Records
-- START --

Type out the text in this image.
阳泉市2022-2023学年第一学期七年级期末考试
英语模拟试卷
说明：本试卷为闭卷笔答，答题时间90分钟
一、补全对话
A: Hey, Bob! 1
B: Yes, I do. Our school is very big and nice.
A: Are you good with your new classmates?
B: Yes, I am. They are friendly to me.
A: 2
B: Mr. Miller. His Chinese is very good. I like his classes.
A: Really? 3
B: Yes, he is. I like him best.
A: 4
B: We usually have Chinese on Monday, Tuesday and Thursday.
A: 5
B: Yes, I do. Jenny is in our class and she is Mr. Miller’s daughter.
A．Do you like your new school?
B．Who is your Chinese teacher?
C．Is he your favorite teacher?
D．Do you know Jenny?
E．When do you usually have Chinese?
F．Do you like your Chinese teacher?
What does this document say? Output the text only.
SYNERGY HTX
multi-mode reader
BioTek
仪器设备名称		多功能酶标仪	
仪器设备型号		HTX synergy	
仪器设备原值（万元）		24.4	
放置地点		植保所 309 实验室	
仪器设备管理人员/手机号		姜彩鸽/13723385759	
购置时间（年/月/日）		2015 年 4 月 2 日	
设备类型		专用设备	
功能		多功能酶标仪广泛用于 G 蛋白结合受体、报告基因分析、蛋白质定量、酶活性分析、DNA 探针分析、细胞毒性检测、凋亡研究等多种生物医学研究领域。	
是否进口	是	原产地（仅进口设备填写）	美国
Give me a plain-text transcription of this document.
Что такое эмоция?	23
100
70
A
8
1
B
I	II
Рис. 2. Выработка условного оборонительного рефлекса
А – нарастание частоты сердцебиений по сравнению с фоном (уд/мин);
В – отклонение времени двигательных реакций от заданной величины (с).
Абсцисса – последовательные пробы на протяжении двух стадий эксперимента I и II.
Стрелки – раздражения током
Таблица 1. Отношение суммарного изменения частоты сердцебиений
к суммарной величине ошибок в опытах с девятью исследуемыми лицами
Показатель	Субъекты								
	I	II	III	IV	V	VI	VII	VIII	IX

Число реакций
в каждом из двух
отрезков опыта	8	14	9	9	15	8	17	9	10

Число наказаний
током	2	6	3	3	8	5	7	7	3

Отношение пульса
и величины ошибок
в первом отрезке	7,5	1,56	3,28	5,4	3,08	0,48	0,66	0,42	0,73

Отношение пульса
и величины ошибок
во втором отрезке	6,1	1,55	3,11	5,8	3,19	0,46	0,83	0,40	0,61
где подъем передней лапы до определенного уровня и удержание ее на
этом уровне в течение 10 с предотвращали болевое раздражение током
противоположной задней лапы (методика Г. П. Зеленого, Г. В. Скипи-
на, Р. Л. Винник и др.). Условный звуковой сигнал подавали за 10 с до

-- END --

◆ Problem to solve
State only how many lines in the material include "have".

◆ Worked answer
2